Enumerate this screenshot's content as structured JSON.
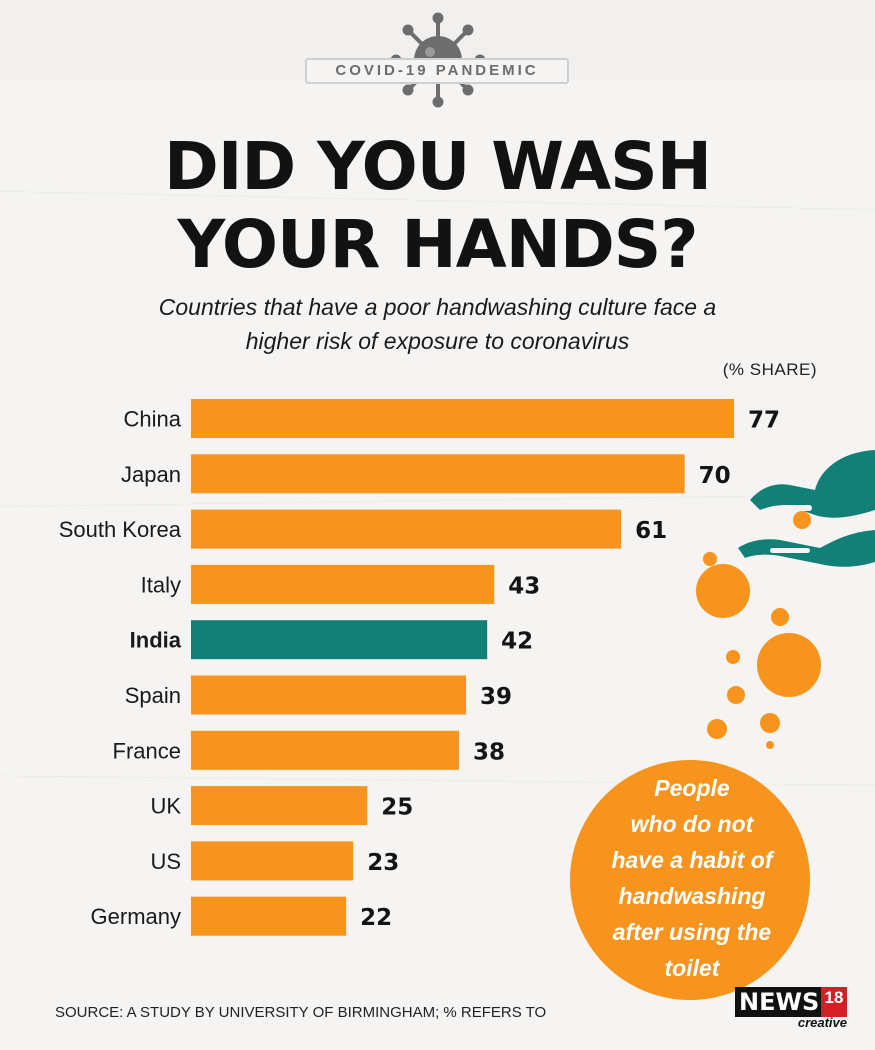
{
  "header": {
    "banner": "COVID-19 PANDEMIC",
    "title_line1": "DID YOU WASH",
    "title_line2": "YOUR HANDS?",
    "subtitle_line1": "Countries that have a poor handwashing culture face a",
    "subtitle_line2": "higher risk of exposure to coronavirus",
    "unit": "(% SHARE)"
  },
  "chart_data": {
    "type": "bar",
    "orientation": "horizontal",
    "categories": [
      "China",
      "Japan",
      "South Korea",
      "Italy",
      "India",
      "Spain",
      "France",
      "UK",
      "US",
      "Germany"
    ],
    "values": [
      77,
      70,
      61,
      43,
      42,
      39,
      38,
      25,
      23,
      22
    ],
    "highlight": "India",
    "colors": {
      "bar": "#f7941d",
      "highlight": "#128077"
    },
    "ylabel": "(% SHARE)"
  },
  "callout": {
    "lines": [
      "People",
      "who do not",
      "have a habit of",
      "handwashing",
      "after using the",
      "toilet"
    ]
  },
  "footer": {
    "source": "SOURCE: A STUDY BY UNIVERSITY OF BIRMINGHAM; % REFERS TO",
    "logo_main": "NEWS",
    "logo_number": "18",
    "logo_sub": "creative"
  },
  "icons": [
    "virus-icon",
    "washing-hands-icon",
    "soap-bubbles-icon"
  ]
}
----------
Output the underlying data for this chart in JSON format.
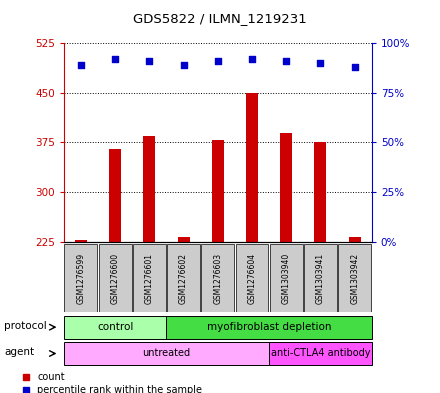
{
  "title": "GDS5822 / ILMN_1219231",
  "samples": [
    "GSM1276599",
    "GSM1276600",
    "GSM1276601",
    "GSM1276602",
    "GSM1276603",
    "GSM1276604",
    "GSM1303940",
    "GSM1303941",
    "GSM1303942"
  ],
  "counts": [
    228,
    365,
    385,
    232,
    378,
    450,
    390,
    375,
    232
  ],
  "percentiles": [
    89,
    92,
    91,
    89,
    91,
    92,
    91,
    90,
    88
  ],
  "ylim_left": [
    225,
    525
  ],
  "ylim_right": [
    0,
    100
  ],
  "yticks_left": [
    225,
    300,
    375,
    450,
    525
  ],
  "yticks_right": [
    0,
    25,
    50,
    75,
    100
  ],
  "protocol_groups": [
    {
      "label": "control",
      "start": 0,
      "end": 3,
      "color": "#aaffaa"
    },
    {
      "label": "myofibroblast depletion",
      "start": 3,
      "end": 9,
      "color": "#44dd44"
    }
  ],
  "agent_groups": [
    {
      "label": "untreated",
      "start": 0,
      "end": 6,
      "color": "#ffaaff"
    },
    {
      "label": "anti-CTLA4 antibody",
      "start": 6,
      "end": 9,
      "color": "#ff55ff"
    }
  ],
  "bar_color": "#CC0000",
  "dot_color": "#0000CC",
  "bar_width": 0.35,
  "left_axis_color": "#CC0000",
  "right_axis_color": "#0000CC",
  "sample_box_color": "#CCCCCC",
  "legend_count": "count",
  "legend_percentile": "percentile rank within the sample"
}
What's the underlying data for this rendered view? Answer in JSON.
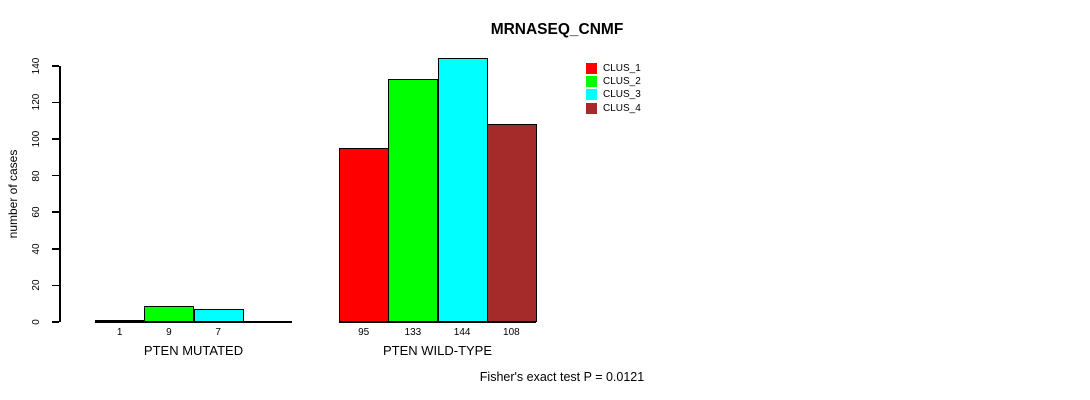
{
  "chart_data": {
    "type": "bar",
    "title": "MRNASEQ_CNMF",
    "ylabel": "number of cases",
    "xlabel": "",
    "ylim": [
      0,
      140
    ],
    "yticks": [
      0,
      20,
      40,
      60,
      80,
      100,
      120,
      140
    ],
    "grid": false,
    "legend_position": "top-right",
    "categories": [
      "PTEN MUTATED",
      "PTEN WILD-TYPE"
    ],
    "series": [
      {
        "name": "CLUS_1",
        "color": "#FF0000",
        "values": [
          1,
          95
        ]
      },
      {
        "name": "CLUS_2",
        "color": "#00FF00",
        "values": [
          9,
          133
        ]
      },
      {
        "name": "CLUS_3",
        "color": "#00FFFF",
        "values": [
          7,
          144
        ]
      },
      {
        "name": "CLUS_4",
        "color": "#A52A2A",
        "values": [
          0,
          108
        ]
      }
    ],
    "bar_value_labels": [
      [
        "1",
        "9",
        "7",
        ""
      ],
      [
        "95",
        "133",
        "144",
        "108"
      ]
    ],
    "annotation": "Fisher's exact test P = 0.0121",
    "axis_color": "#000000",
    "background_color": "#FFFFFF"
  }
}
----------
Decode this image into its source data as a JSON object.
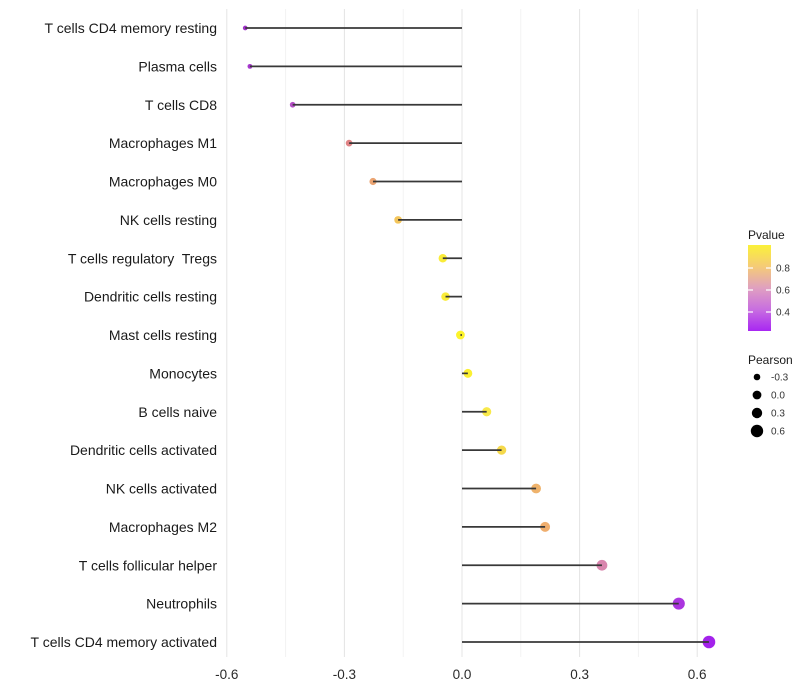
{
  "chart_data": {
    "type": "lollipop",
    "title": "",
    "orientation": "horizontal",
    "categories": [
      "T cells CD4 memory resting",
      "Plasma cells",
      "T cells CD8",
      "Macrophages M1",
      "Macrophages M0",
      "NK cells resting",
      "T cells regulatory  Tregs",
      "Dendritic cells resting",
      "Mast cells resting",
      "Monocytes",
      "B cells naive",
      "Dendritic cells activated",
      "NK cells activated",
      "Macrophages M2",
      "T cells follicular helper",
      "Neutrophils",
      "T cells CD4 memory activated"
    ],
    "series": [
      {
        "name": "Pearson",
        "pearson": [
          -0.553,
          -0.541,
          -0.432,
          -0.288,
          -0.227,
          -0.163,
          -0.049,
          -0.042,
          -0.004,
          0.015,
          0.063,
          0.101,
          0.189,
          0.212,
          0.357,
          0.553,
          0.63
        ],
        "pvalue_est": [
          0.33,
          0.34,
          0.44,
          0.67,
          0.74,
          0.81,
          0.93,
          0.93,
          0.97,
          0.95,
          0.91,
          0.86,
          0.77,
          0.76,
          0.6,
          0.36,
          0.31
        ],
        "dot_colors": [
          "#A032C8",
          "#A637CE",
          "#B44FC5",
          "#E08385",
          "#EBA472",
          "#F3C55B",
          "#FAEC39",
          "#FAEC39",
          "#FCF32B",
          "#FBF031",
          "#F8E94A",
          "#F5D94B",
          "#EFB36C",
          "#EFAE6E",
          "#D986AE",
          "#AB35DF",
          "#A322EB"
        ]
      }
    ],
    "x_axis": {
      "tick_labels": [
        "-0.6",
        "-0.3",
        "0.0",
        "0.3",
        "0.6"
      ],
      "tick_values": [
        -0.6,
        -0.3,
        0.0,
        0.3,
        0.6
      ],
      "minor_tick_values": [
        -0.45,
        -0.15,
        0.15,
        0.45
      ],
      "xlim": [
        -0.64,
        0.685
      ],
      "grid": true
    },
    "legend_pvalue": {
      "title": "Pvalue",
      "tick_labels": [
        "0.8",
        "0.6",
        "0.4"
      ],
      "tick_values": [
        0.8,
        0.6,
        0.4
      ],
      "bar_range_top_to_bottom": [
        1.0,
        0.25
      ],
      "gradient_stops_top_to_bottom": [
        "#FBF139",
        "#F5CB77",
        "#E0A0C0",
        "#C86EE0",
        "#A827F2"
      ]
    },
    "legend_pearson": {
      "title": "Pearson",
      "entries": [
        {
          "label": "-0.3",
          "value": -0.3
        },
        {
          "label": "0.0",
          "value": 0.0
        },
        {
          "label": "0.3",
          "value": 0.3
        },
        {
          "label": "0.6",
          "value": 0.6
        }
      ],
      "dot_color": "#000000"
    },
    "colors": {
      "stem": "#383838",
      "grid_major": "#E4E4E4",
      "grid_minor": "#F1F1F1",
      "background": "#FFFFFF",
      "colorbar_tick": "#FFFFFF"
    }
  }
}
----------
Give the count of lines in the data above holding the word "ylabel", and nothing beyond it.

__Exercise solution__: 2